SOURCE EXCERPT:
⟨

In June 1989, my father, mother, sister and I stood together at John F. Kennedy International Airport in New York City and watched anxiously as a United States Customs and Protection officer, hole punch in hand, sealed our fate. We had just arrived in the U.S. after escaping post-revolutionary Iran.
“I want you to know this means that we can’t go back,” my father informed my mother in their native Persian.
“I know,” my mother responded solemnly.
My father showed my mother her Iranian passport, inscribed with the words “Government of the Islamic Republic of Iran” on the front cover, written in Persian, French and English. “Then we’re going to renounce our citizenship,” he said.
“I know!” my mother yelled back in saddened shock, but equally furious. “I need time to cope with this. For now, just stop waving that picture around!”
In her official Iranian passport photo from 1988, she looked sullen, if not downright miserable. Her luscious black hair was nowhere to be found, tucked beneath her mandatory hijab (the Islamic head covering for women). She looked nothing like the young glamour queen she had resembled just one decade ago, before the 1979 Islamic revolution turned Iran into a fanatic theocracy.
My sister and I huddled together next to our mother. We sympathized with her over the solemn passport photo but still did not fully understand why our mother felt so vulnerable and exposed at the thought of it, or why she held her Iranian passport in such disdain. And then I began to feel scared, wondering whether in the passport my mother had been identified falsely as a spy. Or worse, an enemy of the state.
After a few seconds, my mother shook her head, then blurted out an expletive to describe the regime bureaucrats who had insisted on typing Kalimeh next to her name on that passport. At that moment, my sister and I understood. That single word, Kalimeh, held a world of antisemitic meanings because it meant “Jew” in Persian. And it could not be removed.
“I did everything to try to get those people at the passport office to remove it,” my mother complained to my father. Decades later, she casually reflected on the incident: “I’ll have you know that the Americans never wrote ‘Jew’ next to my name when I got my passport for the U.S.,” she told me, as if identifying one’s religion on such a vital form of identification was standard practice worldwide and the Americans were kind enough to abstain from such behavior.
“If you need to punch a hole in the Iranian passports to revoke them,” my father told the customs official in his best English, “please punch a hole in mine.” Then, seeing the pain and fear in the faces of his wife and young daughters, my father hugged my mother and tried to lighten the mood, suggesting that the official not do the same for my mother. “My kids and I may want to send my wife back to Iran one day,” he said dryly.

⟩

WHAT THE TASK ASKS: Repeat the part of the passage that begins at the words "In her official" and stops after "a fanatic theocracy.", word for word. The rows below come from a separate source unrelated to the passage.

DATASET EXCERPTS:

⟨

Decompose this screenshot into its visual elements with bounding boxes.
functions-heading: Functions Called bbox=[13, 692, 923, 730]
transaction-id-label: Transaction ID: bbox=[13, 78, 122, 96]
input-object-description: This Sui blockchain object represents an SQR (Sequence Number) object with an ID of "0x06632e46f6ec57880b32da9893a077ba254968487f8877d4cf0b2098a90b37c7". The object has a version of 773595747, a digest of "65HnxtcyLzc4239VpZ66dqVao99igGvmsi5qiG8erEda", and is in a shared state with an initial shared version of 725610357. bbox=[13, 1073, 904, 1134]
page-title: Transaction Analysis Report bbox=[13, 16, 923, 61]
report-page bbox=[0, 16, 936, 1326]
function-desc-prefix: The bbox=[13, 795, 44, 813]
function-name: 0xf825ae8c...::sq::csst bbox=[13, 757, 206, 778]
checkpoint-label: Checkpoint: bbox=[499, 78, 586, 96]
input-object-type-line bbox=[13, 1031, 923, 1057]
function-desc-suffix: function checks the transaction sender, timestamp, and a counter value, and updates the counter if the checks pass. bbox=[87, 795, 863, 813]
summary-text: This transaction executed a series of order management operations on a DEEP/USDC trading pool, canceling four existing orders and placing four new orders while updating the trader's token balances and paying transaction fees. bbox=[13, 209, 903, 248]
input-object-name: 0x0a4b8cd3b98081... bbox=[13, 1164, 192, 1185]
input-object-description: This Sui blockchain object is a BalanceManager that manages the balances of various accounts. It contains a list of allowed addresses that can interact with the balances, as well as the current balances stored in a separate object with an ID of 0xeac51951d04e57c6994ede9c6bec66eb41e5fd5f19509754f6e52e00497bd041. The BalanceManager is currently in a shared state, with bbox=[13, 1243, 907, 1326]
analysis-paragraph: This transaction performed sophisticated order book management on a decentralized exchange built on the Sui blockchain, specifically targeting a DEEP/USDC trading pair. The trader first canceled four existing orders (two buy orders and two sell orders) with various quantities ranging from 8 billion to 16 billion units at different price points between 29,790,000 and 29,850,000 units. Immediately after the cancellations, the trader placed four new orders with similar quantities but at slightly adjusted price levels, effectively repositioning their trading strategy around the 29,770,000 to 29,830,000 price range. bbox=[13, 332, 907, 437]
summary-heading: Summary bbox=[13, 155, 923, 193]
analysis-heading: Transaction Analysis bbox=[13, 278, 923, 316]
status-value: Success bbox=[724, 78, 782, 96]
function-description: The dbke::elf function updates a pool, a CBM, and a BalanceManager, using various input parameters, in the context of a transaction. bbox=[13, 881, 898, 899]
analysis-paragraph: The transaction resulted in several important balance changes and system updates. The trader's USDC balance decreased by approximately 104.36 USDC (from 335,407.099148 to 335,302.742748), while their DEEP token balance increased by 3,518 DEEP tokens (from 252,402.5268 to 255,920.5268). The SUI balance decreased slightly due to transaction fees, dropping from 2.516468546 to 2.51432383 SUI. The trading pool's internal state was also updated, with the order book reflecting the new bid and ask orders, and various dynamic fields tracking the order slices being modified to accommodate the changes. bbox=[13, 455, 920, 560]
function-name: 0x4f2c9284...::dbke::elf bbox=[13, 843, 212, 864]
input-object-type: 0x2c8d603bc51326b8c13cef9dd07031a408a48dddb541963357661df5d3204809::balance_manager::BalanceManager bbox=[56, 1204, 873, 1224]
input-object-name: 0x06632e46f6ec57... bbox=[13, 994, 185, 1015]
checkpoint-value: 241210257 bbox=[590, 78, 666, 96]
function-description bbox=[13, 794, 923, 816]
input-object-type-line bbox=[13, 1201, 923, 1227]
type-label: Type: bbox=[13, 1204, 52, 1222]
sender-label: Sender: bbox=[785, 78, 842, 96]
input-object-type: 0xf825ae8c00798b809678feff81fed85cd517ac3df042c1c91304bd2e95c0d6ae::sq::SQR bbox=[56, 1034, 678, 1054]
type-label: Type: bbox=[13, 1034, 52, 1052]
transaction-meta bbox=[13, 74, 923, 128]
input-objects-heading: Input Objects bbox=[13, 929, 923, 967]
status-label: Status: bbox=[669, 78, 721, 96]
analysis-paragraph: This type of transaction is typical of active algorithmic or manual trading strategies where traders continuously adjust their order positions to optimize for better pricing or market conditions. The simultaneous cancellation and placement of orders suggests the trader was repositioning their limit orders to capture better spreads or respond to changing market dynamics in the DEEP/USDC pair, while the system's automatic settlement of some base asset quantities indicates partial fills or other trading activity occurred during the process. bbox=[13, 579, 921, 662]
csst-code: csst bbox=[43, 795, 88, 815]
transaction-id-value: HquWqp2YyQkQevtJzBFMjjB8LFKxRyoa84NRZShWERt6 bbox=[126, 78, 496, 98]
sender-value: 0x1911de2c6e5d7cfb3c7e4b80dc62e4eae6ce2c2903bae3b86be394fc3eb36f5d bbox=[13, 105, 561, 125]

⟩

THE ANSWER:
In her official Iranian passport photo from 1988, she looked sullen, if not downright miserable. Her luscious black hair was nowhere to be found, tucked beneath her mandatory hijab (the Islamic head covering for women). She looked nothing like the young glamour queen she had resembled just one decade ago, before the 1979 Islamic revolution turned Iran into a fanatic theocracy.